■ Material shown
┌──

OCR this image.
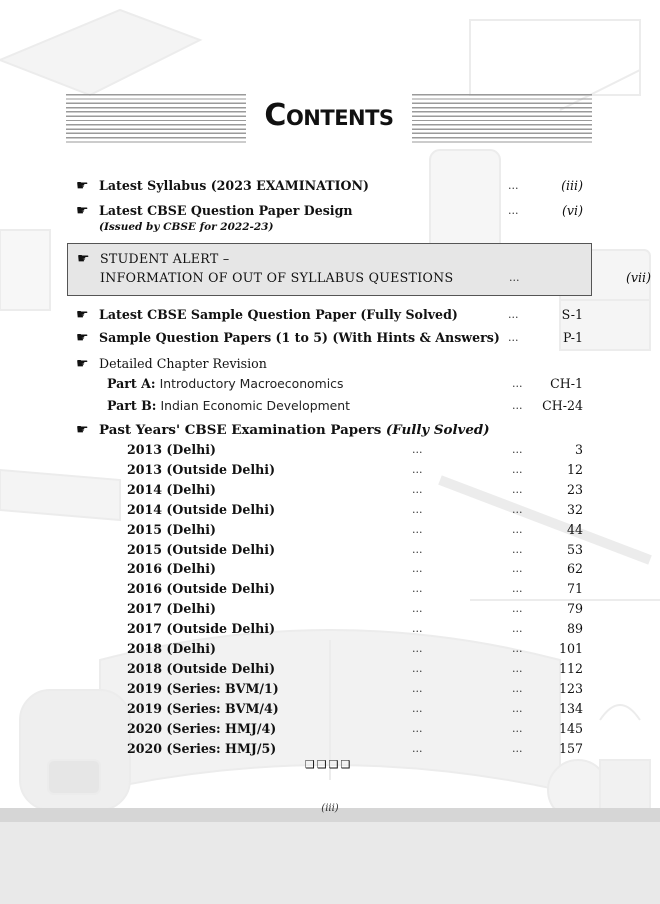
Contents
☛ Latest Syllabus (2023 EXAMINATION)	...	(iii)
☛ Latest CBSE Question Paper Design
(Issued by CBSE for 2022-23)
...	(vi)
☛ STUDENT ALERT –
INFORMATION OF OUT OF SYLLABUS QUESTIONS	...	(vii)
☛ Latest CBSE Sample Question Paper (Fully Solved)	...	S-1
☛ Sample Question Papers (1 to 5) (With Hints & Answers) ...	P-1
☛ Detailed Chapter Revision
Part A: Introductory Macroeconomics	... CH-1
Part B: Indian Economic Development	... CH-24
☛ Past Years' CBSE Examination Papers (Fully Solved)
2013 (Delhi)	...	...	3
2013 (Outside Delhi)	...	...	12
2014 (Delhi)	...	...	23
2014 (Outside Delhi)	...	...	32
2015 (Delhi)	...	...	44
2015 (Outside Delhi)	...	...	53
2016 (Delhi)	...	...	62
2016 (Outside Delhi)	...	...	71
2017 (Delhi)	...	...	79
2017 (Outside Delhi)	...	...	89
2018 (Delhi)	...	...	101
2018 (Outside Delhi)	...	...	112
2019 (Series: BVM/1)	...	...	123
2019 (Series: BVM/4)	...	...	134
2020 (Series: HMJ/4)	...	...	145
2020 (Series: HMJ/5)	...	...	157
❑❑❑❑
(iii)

└──

■ Goal
Using the listing above, pick out each line that contains the word "Papers", then copy it.

■ Worked solution
☛ Sample Question Papers (1 to 5) (With Hints & Answers) ...	P-1
☛ Past Years' CBSE Examination Papers (Fully Solved)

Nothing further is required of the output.